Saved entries
********************
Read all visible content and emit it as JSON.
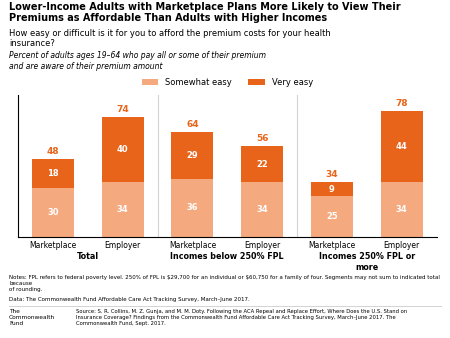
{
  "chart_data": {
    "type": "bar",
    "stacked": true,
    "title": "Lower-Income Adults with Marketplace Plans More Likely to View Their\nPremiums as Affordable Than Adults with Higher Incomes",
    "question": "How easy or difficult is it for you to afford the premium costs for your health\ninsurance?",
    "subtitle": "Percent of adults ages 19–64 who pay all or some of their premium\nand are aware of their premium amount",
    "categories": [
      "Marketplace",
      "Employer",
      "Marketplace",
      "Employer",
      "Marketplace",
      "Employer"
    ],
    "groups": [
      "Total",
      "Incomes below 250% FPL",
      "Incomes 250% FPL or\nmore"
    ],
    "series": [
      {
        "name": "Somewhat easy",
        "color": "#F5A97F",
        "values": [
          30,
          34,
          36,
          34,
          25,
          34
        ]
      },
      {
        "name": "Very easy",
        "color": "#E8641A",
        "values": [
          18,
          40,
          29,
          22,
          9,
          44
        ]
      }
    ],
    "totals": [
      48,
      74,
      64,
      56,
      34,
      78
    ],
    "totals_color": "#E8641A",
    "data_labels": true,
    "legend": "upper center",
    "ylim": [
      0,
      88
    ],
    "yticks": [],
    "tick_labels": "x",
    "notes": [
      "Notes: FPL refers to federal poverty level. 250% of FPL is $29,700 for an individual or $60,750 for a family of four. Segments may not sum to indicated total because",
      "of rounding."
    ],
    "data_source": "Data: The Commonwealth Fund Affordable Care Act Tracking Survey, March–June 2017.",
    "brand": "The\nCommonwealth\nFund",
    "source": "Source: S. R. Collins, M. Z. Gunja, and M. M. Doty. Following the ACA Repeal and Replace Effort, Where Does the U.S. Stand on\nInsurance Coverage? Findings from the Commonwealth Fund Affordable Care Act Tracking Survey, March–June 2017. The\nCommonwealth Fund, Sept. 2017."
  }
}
********************
**WHAT NEEDS TO BE DONE**
Set down every entry word for word, but omit the pictures.

**EXERCISE RESPONSE**
Read all visible content and emit it as JSON.
{
  "chart_data": {
    "type": "bar",
    "stacked": true,
    "title": "Lower-Income Adults with Marketplace Plans More Likely to View Their\nPremiums as Affordable Than Adults with Higher Incomes",
    "question": "How easy or difficult is it for you to afford the premium costs for your health\ninsurance?",
    "subtitle": "Percent of adults ages 19–64 who pay all or some of their premium\nand are aware of their premium amount",
    "categories": [
      "Marketplace",
      "Employer",
      "Marketplace",
      "Employer",
      "Marketplace",
      "Employer"
    ],
    "groups": [
      "Total",
      "Incomes below 250% FPL",
      "Incomes 250% FPL or\nmore"
    ],
    "series": [
      {
        "name": "Somewhat easy",
        "color": "#F5A97F",
        "values": [
          30,
          34,
          36,
          34,
          25,
          34
        ]
      },
      {
        "name": "Very easy",
        "color": "#E8641A",
        "values": [
          18,
          40,
          29,
          22,
          9,
          44
        ]
      }
    ],
    "totals": [
      48,
      74,
      64,
      56,
      34,
      78
    ],
    "totals_color": "#E8641A",
    "data_labels": true,
    "legend": "upper center",
    "ylim": [
      0,
      88
    ],
    "yticks": [],
    "tick_labels": "x",
    "notes": [
      "Notes: FPL refers to federal poverty level. 250% of FPL is $29,700 for an individual or $60,750 for a family of four. Segments may not sum to indicated total because",
      "of rounding."
    ],
    "data_source": "Data: The Commonwealth Fund Affordable Care Act Tracking Survey, March–June 2017.",
    "brand": "The\nCommonwealth\nFund",
    "source": "Source: S. R. Collins, M. Z. Gunja, and M. M. Doty. Following the ACA Repeal and Replace Effort, Where Does the U.S. Stand on\nInsurance Coverage? Findings from the Commonwealth Fund Affordable Care Act Tracking Survey, March–June 2017. The\nCommonwealth Fund, Sept. 2017."
  }
}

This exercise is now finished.